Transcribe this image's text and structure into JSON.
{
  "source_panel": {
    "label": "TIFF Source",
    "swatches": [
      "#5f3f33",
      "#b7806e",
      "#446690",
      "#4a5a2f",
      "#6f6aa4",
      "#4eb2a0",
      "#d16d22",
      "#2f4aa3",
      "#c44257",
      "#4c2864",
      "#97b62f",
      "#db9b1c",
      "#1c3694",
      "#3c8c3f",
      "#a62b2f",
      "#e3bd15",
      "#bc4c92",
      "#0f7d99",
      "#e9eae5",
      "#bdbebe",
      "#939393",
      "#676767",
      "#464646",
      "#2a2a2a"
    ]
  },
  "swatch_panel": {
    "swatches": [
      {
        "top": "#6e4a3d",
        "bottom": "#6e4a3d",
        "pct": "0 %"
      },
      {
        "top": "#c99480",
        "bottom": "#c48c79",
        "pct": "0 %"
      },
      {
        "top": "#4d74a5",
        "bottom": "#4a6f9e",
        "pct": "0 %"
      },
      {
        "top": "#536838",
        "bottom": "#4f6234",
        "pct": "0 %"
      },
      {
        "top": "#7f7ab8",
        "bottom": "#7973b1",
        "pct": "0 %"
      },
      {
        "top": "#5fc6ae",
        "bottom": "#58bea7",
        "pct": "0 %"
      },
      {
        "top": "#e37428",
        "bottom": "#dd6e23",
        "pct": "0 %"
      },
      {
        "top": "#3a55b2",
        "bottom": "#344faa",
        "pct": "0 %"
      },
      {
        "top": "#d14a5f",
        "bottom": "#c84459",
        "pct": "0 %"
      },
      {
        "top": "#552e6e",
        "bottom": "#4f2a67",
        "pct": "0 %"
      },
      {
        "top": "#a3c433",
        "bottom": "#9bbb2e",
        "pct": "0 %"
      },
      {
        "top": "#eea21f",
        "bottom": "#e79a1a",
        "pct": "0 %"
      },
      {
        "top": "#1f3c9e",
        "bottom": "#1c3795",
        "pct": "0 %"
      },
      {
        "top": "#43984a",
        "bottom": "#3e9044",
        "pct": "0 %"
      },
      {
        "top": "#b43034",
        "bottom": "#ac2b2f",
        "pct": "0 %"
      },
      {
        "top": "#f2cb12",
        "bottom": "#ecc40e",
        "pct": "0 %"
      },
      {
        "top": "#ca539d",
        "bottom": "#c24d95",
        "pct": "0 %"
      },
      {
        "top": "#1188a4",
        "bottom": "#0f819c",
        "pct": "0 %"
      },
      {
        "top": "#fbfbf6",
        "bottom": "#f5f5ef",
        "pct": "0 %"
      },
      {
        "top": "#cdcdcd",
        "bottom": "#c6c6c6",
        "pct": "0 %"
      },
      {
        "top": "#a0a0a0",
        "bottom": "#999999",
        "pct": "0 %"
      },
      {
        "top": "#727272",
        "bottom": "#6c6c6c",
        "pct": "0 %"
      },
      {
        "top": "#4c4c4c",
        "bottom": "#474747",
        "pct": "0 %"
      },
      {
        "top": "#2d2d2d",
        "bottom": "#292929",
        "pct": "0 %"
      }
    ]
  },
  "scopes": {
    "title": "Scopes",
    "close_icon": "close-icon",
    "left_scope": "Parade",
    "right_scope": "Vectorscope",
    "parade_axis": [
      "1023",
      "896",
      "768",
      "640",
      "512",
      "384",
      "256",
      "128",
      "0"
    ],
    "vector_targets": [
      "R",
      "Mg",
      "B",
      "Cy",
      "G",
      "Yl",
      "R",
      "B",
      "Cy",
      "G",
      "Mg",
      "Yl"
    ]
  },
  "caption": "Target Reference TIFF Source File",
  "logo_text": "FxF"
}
..........
_REQUIREMENTS_
Where a line holds the string "TIFF", copy that line.

_FULL SOLUTION_
    "label": "TIFF Source",
  "caption": "Target Reference TIFF Source File",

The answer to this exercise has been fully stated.